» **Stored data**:
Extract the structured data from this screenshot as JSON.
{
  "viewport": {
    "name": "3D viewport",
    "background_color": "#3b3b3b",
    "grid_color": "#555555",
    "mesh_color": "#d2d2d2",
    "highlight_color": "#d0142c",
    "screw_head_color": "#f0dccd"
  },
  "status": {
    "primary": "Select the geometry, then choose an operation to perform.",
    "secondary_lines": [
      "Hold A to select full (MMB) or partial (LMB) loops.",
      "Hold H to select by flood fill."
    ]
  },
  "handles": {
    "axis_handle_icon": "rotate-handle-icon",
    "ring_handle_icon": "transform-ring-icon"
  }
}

» **DIRECTIONS**: Can you give every line above again, exactly as written?

» **SOLUTION TO THIS EXERCISE**:
Extract the structured data from this screenshot as JSON.
{
  "viewport": {
    "name": "3D viewport",
    "background_color": "#3b3b3b",
    "grid_color": "#555555",
    "mesh_color": "#d2d2d2",
    "highlight_color": "#d0142c",
    "screw_head_color": "#f0dccd"
  },
  "status": {
    "primary": "Select the geometry, then choose an operation to perform.",
    "secondary_lines": [
      "Hold A to select full (MMB) or partial (LMB) loops.",
      "Hold H to select by flood fill."
    ]
  },
  "handles": {
    "axis_handle_icon": "rotate-handle-icon",
    "ring_handle_icon": "transform-ring-icon"
  }
}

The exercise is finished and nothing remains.